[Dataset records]
-- BEGIN --

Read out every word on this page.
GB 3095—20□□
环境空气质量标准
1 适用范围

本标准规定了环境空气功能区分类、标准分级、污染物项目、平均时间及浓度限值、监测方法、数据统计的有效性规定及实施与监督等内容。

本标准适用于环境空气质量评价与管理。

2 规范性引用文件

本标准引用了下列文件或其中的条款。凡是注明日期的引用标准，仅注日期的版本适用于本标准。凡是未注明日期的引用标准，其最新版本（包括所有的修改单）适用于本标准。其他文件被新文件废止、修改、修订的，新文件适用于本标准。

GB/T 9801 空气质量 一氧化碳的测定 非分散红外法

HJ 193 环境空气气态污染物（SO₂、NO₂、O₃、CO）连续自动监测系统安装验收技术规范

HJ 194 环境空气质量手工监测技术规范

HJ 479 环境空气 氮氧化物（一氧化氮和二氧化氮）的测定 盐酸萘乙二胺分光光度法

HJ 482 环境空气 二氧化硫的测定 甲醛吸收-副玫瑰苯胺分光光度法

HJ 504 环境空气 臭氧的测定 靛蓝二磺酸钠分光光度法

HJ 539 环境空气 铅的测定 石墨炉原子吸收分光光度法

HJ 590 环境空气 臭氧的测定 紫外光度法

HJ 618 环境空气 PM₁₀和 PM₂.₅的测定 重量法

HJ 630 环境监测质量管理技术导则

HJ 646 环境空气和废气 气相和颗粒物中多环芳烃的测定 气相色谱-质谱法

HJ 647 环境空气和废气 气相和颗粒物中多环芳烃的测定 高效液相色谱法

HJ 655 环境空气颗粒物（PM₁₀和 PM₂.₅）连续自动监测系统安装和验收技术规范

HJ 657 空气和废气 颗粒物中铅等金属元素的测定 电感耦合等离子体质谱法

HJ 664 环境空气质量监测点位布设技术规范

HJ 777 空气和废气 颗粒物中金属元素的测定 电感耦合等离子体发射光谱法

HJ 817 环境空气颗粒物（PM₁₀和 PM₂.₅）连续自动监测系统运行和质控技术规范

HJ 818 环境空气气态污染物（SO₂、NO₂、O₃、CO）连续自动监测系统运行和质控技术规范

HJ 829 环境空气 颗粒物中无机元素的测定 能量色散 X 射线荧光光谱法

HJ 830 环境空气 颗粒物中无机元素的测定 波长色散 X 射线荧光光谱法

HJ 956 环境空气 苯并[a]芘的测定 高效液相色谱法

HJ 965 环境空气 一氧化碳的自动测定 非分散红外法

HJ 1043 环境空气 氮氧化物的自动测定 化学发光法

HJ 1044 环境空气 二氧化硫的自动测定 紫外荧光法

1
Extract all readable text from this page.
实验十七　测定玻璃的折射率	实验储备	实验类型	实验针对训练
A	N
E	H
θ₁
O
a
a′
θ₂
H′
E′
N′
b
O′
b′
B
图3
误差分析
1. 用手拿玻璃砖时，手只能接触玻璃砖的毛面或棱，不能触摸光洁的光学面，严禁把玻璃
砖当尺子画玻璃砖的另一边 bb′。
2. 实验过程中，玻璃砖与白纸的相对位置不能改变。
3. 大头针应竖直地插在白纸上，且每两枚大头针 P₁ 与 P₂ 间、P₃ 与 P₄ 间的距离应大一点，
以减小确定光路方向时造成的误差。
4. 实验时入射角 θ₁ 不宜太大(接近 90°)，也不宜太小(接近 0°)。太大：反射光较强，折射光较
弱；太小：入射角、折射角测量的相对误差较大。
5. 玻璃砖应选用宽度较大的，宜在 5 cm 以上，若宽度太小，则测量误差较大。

-- END --

Exercise: Report back each line of the entries that holds the string "射线荧光光谱法".

Finished answer:
HJ 829 环境空气 颗粒物中无机元素的测定 能量色散 X 射线荧光光谱法
HJ 830 环境空气 颗粒物中无机元素的测定 波长色散 X 射线荧光光谱法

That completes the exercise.